(Layout dataset entries)

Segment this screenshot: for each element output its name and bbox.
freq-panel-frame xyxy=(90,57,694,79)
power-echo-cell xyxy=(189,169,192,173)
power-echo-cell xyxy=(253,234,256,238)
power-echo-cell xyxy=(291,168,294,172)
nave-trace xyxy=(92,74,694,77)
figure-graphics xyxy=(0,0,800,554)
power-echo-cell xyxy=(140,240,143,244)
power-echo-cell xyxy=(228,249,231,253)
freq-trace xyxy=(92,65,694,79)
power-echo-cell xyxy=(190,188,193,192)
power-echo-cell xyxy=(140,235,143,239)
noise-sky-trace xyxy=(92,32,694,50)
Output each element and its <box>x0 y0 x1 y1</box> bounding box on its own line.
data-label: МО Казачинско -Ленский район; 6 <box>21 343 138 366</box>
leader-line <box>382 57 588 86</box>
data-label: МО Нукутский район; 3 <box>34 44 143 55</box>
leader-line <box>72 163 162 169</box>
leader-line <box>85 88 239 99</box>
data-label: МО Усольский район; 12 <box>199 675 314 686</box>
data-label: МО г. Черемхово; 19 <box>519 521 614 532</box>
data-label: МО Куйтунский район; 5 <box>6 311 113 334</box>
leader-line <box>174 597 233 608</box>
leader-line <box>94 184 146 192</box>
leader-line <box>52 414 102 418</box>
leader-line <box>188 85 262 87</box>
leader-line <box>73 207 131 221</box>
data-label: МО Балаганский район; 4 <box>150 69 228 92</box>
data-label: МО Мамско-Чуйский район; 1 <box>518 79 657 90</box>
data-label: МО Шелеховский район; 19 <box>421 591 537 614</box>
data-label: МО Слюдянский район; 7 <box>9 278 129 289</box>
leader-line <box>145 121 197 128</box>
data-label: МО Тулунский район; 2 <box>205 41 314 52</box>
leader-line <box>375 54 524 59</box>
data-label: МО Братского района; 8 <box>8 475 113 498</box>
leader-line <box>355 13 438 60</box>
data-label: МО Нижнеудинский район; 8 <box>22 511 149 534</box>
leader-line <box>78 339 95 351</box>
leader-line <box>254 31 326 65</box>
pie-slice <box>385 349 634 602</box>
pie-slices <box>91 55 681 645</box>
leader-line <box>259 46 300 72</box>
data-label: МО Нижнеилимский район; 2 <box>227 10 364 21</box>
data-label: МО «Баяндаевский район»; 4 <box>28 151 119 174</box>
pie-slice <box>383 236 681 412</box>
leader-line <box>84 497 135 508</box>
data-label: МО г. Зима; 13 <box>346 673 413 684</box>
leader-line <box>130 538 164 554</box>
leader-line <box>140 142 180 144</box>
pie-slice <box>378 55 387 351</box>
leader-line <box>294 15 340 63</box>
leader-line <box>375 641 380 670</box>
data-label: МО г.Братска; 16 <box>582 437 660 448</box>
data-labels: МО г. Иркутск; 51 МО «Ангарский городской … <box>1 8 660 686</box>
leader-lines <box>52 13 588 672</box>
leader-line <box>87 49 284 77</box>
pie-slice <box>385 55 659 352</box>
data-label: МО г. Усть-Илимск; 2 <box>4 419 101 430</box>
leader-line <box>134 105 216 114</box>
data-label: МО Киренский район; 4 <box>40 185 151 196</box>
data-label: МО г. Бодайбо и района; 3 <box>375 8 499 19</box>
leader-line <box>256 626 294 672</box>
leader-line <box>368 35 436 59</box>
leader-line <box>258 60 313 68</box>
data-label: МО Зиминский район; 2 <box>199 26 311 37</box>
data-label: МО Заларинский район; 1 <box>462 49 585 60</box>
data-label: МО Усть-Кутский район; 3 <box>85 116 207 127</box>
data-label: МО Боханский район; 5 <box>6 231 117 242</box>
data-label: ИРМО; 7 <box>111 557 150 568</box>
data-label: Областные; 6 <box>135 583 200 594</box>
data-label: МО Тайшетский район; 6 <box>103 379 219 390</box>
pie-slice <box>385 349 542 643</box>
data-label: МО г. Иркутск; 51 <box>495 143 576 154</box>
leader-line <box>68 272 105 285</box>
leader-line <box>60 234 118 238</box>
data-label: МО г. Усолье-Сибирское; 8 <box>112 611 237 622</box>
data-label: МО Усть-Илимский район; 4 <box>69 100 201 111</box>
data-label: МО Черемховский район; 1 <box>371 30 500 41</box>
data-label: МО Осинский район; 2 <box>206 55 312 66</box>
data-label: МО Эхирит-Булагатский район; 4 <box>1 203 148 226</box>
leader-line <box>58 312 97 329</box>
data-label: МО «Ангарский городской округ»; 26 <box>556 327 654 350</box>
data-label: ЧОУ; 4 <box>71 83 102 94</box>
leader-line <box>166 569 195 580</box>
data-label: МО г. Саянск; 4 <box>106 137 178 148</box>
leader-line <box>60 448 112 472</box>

● **Problem to work on**
Write out every row above again word for word, without changing anything.

● **Solution to this exercise**
Segment this screenshot: for each element output its name and bbox.
freq-panel-frame xyxy=(90,57,694,79)
power-echo-cell xyxy=(189,169,192,173)
power-echo-cell xyxy=(253,234,256,238)
power-echo-cell xyxy=(291,168,294,172)
nave-trace xyxy=(92,74,694,77)
figure-graphics xyxy=(0,0,800,554)
power-echo-cell xyxy=(140,240,143,244)
power-echo-cell xyxy=(228,249,231,253)
freq-trace xyxy=(92,65,694,79)
power-echo-cell xyxy=(190,188,193,192)
power-echo-cell xyxy=(140,235,143,239)
noise-sky-trace xyxy=(92,32,694,50)
Output each element and its <box>x0 y0 x1 y1</box> bounding box on its own line.
data-label: МО Казачинско -Ленский район; 6 <box>21 343 138 366</box>
leader-line <box>382 57 588 86</box>
data-label: МО Нукутский район; 3 <box>34 44 143 55</box>
leader-line <box>72 163 162 169</box>
leader-line <box>85 88 239 99</box>
data-label: МО Усольский район; 12 <box>199 675 314 686</box>
data-label: МО г. Черемхово; 19 <box>519 521 614 532</box>
data-label: МО Куйтунский район; 5 <box>6 311 113 334</box>
leader-line <box>174 597 233 608</box>
leader-line <box>94 184 146 192</box>
leader-line <box>52 414 102 418</box>
leader-line <box>188 85 262 87</box>
leader-line <box>73 207 131 221</box>
data-label: МО Балаганский район; 4 <box>150 69 228 92</box>
data-label: МО Мамско-Чуйский район; 1 <box>518 79 657 90</box>
data-label: МО Шелеховский район; 19 <box>421 591 537 614</box>
data-label: МО Слюдянский район; 7 <box>9 278 129 289</box>
leader-line <box>145 121 197 128</box>
data-label: МО Тулунский район; 2 <box>205 41 314 52</box>
leader-line <box>375 54 524 59</box>
data-label: МО Братского района; 8 <box>8 475 113 498</box>
leader-line <box>355 13 438 60</box>
data-label: МО Нижнеудинский район; 8 <box>22 511 149 534</box>
leader-line <box>78 339 95 351</box>
leader-line <box>254 31 326 65</box>
pie-slice <box>385 349 634 602</box>
pie-slices <box>91 55 681 645</box>
leader-line <box>259 46 300 72</box>
data-label: МО Нижнеилимский район; 2 <box>227 10 364 21</box>
data-label: МО «Баяндаевский район»; 4 <box>28 151 119 174</box>
pie-slice <box>383 236 681 412</box>
leader-line <box>84 497 135 508</box>
data-label: МО г. Зима; 13 <box>346 673 413 684</box>
leader-line <box>130 538 164 554</box>
leader-line <box>140 142 180 144</box>
pie-slice <box>378 55 387 351</box>
leader-line <box>294 15 340 63</box>
leader-line <box>375 641 380 670</box>
data-label: МО г.Братска; 16 <box>582 437 660 448</box>
data-labels: МО г. Иркутск; 51 МО «Ангарский городской … <box>1 8 660 686</box>
leader-lines <box>52 13 588 672</box>
leader-line <box>87 49 284 77</box>
pie-slice <box>385 55 659 352</box>
data-label: МО г. Усть-Илимск; 2 <box>4 419 101 430</box>
leader-line <box>134 105 216 114</box>
data-label: МО Киренский район; 4 <box>40 185 151 196</box>
data-label: МО г. Бодайбо и района; 3 <box>375 8 499 19</box>
leader-line <box>256 626 294 672</box>
leader-line <box>368 35 436 59</box>
leader-line <box>258 60 313 68</box>
data-label: МО Зиминский район; 2 <box>199 26 311 37</box>
data-label: МО Заларинский район; 1 <box>462 49 585 60</box>
data-label: МО Усть-Кутский район; 3 <box>85 116 207 127</box>
data-label: МО Боханский район; 5 <box>6 231 117 242</box>
data-label: ИРМО; 7 <box>111 557 150 568</box>
data-label: Областные; 6 <box>135 583 200 594</box>
data-label: МО Тайшетский район; 6 <box>103 379 219 390</box>
pie-slice <box>385 349 542 643</box>
data-label: МО г. Иркутск; 51 <box>495 143 576 154</box>
leader-line <box>68 272 105 285</box>
leader-line <box>60 234 118 238</box>
data-label: МО г. Усолье-Сибирское; 8 <box>112 611 237 622</box>
data-label: МО Усть-Илимский район; 4 <box>69 100 201 111</box>
data-label: МО Черемховский район; 1 <box>371 30 500 41</box>
data-label: МО Осинский район; 2 <box>206 55 312 66</box>
data-label: МО Эхирит-Булагатский район; 4 <box>1 203 148 226</box>
leader-line <box>58 312 97 329</box>
data-label: МО «Ангарский городской округ»; 26 <box>556 327 654 350</box>
data-label: ЧОУ; 4 <box>71 83 102 94</box>
leader-line <box>166 569 195 580</box>
data-label: МО г. Саянск; 4 <box>106 137 178 148</box>
leader-line <box>60 448 112 472</box>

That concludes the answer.